> **Records for processing**:
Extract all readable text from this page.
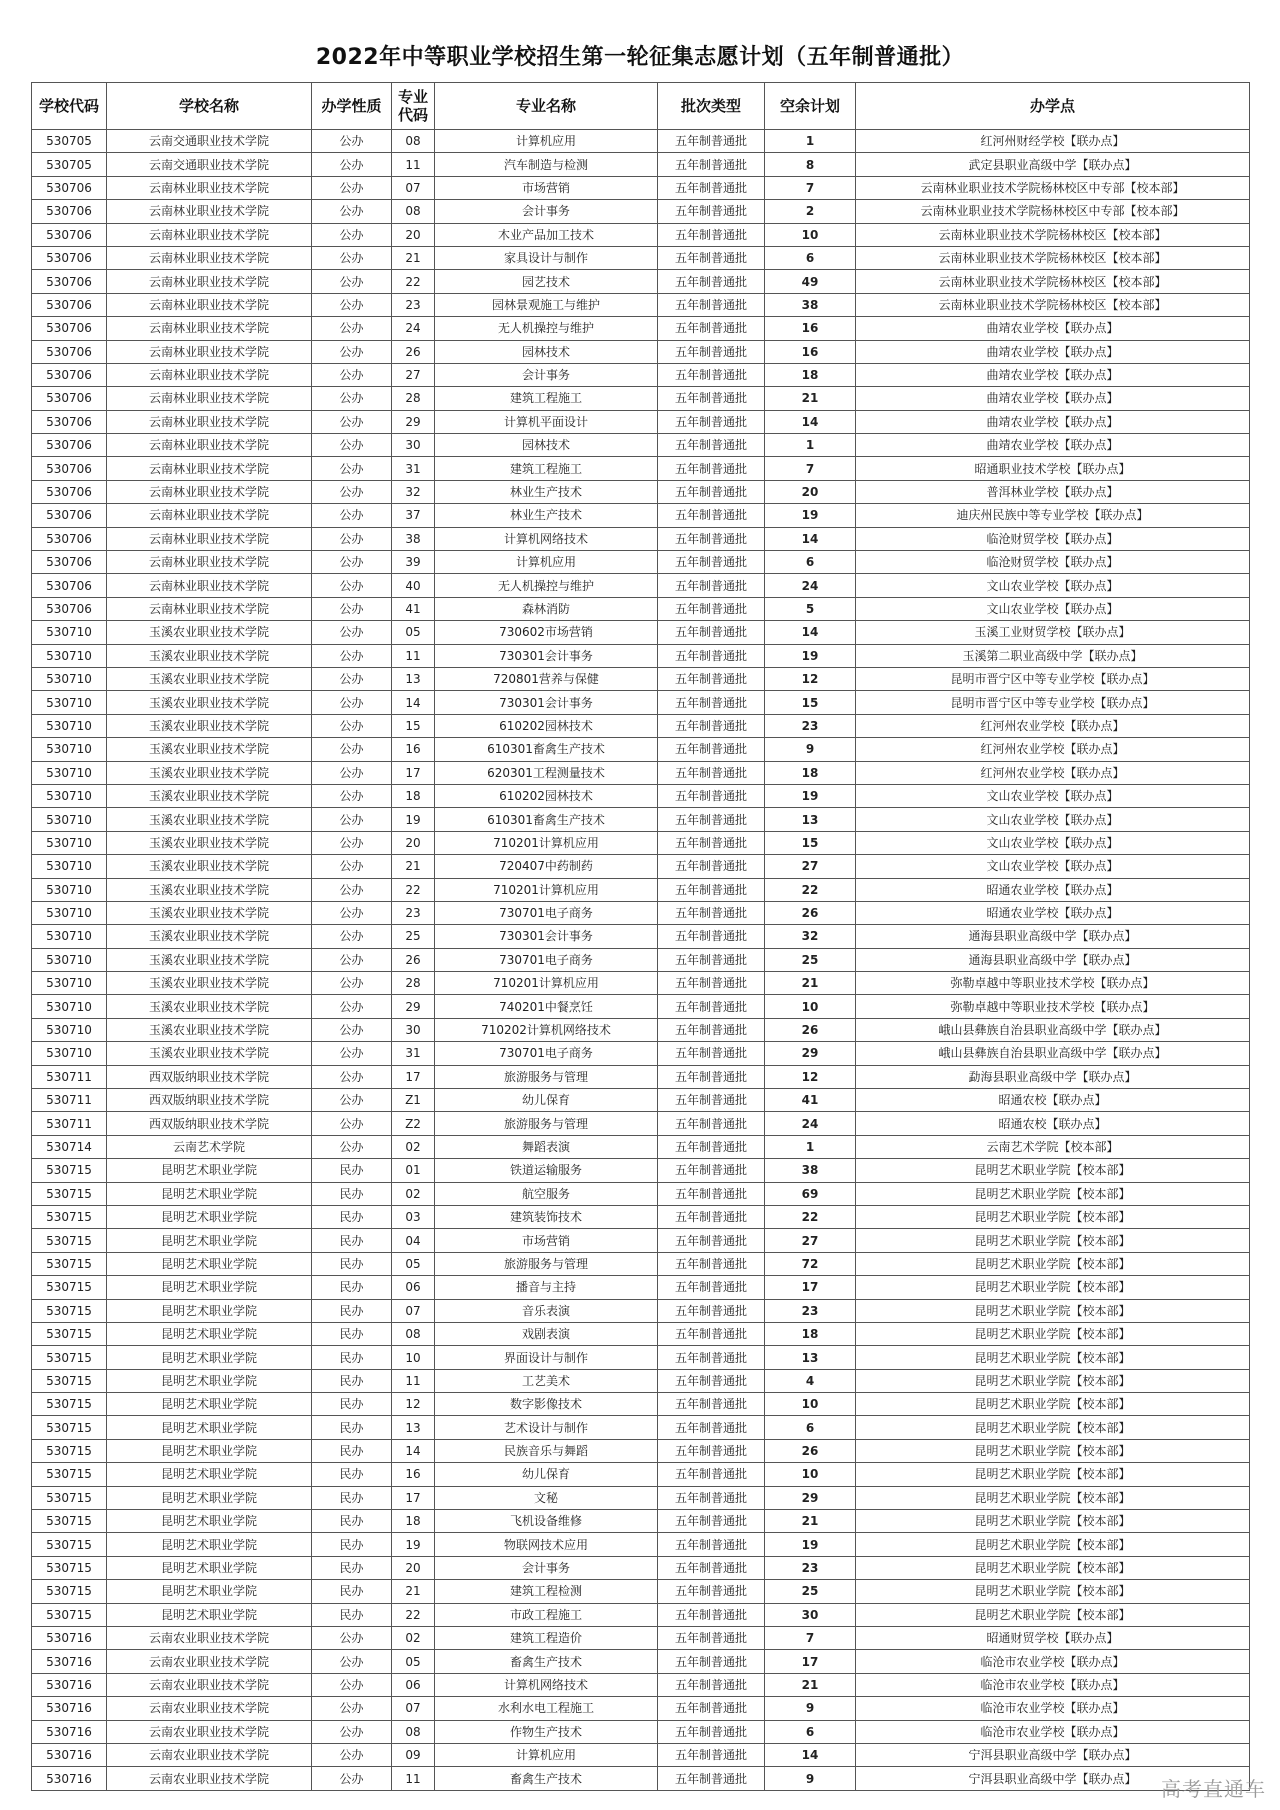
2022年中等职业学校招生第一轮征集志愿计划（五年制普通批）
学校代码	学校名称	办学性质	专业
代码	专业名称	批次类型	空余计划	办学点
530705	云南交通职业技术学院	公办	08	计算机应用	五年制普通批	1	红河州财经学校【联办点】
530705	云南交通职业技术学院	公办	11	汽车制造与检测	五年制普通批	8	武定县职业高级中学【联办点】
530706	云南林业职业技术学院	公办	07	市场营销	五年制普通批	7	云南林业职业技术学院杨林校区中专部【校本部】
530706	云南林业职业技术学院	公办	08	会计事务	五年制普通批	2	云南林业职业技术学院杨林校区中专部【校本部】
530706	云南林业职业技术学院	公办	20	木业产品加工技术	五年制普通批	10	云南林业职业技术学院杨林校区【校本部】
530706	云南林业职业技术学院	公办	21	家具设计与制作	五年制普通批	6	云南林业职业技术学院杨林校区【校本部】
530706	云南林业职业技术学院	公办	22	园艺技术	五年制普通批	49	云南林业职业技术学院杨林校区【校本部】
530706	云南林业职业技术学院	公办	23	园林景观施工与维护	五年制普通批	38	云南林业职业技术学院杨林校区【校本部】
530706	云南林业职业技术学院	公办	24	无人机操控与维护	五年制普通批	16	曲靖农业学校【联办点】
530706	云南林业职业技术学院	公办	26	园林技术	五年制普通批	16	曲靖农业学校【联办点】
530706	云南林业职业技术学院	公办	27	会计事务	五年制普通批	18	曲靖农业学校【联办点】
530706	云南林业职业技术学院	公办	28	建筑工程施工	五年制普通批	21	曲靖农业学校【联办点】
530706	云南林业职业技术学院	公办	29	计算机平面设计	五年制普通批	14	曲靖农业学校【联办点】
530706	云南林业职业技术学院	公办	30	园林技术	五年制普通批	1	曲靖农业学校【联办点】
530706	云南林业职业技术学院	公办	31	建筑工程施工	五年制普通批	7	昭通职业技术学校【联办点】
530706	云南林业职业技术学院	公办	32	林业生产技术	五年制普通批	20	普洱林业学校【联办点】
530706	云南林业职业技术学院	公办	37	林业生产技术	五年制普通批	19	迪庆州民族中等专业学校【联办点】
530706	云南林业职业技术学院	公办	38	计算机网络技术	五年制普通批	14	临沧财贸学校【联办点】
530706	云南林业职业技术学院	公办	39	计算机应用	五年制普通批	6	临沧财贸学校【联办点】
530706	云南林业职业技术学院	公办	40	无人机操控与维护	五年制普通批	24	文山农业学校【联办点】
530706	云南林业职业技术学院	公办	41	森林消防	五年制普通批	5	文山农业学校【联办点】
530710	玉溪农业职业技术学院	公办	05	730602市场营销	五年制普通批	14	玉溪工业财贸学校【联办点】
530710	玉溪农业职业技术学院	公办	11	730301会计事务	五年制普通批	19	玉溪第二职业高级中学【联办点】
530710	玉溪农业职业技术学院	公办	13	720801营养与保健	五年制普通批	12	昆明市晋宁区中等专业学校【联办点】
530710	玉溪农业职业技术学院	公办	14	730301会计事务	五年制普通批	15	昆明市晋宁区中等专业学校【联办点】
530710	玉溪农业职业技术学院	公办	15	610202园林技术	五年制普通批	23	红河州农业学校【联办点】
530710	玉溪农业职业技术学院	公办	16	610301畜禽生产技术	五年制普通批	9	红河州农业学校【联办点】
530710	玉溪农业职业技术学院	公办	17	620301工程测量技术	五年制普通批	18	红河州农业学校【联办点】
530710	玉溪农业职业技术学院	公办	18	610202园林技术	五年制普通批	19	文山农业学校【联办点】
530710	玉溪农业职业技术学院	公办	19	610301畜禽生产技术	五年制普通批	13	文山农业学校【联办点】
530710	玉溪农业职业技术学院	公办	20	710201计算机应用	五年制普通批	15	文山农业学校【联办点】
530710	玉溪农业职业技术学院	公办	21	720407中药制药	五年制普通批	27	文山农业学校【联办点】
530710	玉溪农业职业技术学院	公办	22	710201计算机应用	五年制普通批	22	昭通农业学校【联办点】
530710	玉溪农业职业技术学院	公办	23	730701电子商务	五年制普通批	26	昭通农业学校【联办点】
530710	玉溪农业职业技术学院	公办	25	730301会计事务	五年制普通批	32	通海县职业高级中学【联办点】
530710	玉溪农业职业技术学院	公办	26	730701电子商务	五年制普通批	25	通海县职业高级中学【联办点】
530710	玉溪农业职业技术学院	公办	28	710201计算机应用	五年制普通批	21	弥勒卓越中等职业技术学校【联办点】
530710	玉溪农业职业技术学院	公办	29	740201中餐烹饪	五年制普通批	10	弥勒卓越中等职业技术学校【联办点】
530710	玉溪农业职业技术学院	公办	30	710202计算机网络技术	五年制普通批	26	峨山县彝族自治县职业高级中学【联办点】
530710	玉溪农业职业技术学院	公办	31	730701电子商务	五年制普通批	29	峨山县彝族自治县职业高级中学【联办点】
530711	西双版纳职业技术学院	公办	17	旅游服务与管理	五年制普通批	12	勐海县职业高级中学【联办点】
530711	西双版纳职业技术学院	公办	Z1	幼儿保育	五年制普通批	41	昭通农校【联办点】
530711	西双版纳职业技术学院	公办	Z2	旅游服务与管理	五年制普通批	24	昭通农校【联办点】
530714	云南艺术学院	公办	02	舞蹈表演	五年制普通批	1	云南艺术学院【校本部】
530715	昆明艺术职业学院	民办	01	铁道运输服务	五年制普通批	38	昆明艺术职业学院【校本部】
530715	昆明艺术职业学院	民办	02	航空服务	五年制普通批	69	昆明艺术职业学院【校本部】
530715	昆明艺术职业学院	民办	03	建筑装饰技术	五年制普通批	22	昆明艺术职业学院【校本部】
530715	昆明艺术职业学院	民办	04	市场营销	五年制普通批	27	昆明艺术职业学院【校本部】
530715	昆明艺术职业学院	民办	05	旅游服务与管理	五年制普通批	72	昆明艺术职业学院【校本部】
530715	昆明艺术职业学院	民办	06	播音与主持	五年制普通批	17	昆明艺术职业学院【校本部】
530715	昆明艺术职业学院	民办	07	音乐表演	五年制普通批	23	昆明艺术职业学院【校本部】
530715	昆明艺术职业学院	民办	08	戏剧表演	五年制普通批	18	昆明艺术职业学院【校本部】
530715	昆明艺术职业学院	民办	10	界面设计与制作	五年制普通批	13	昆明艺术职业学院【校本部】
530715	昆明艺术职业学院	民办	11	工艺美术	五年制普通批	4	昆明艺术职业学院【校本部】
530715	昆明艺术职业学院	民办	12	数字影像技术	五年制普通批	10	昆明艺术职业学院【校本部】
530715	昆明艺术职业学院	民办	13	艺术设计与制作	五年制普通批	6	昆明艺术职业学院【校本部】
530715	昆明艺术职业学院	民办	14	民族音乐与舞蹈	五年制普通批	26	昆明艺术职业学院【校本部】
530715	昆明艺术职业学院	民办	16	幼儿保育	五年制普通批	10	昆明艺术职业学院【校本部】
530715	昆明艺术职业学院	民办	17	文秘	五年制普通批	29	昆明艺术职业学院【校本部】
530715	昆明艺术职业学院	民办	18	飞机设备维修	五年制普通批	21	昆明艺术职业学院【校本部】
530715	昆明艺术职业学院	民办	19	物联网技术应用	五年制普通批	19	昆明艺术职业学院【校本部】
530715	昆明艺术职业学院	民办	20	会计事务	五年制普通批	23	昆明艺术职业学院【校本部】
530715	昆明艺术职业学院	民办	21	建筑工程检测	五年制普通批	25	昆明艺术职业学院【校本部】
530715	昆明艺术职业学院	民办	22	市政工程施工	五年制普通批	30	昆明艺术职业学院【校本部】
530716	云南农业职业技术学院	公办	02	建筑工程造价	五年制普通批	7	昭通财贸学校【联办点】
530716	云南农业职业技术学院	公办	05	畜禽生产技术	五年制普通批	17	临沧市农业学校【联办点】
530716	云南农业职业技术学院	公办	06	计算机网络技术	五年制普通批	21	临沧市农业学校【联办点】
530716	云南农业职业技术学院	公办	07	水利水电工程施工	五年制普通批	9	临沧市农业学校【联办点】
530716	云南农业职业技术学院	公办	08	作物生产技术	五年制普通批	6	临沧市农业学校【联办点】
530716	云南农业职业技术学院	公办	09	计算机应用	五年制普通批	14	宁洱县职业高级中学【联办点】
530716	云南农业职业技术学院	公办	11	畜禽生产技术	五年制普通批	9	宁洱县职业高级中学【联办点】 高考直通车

> **What is being asked**:
Where a line holds "文山农业学校", copy it out.

> **Solution to this exercise**:
530706	云南林业职业技术学院	公办	40	无人机操控与维护	五年制普通批	24	文山农业学校【联办点】
530706	云南林业职业技术学院	公办	41	森林消防	五年制普通批	5	文山农业学校【联办点】
530710	玉溪农业职业技术学院	公办	18	610202园林技术	五年制普通批	19	文山农业学校【联办点】
530710	玉溪农业职业技术学院	公办	19	610301畜禽生产技术	五年制普通批	13	文山农业学校【联办点】
530710	玉溪农业职业技术学院	公办	20	710201计算机应用	五年制普通批	15	文山农业学校【联办点】
530710	玉溪农业职业技术学院	公办	21	720407中药制药	五年制普通批	27	文山农业学校【联办点】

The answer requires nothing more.